═════ DATA FOR PROCESSING

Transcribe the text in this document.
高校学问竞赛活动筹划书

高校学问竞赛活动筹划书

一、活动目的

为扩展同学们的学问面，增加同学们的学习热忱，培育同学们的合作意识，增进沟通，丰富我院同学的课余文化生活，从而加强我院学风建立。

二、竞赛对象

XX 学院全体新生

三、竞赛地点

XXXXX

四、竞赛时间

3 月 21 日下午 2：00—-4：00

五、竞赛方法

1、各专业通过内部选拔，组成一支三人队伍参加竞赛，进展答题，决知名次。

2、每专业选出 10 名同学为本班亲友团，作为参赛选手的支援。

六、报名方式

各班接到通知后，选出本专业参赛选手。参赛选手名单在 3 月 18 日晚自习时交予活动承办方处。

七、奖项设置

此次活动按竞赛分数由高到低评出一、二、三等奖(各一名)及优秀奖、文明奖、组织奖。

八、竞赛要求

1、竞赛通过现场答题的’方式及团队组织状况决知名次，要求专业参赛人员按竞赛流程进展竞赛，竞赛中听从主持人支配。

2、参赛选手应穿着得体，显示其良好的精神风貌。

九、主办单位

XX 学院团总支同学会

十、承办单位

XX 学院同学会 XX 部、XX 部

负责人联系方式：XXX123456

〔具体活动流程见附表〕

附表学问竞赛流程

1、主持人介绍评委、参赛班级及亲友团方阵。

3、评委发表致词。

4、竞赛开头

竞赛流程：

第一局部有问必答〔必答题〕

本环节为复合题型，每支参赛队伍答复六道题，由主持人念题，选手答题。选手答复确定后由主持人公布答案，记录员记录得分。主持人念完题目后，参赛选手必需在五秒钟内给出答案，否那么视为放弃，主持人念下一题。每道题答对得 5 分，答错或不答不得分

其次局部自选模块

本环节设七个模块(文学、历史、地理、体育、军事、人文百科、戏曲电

══════════

> [WRITTEN PROBLEM] Print every line of the records exactly. Omit nothing.

> [WRITTEN SOLUTION]
Transcribe the text in this document.
高校学问竞赛活动筹划书

高校学问竞赛活动筹划书

一、活动目的

为扩展同学们的学问面，增加同学们的学习热忱，培育同学们的合作意识，增进沟通，丰富我院同学的课余文化生活，从而加强我院学风建立。

二、竞赛对象

XX 学院全体新生

三、竞赛地点

XXXXX

四、竞赛时间

3 月 21 日下午 2：00—-4：00

五、竞赛方法

1、各专业通过内部选拔，组成一支三人队伍参加竞赛，进展答题，决知名次。

2、每专业选出 10 名同学为本班亲友团，作为参赛选手的支援。

六、报名方式

各班接到通知后，选出本专业参赛选手。参赛选手名单在 3 月 18 日晚自习时交予活动承办方处。

七、奖项设置

此次活动按竞赛分数由高到低评出一、二、三等奖(各一名)及优秀奖、文明奖、组织奖。

八、竞赛要求

1、竞赛通过现场答题的’方式及团队组织状况决知名次，要求专业参赛人员按竞赛流程进展竞赛，竞赛中听从主持人支配。

2、参赛选手应穿着得体，显示其良好的精神风貌。

九、主办单位

XX 学院团总支同学会

十、承办单位

XX 学院同学会 XX 部、XX 部

负责人联系方式：XXX123456

〔具体活动流程见附表〕

附表学问竞赛流程

1、主持人介绍评委、参赛班级及亲友团方阵。

3、评委发表致词。

4、竞赛开头

竞赛流程：

第一局部有问必答〔必答题〕

本环节为复合题型，每支参赛队伍答复六道题，由主持人念题，选手答题。选手答复确定后由主持人公布答案，记录员记录得分。主持人念完题目后，参赛选手必需在五秒钟内给出答案，否那么视为放弃，主持人念下一题。每道题答对得 5 分，答错或不答不得分

其次局部自选模块

本环节设七个模块(文学、历史、地理、体育、军事、人文百科、戏曲电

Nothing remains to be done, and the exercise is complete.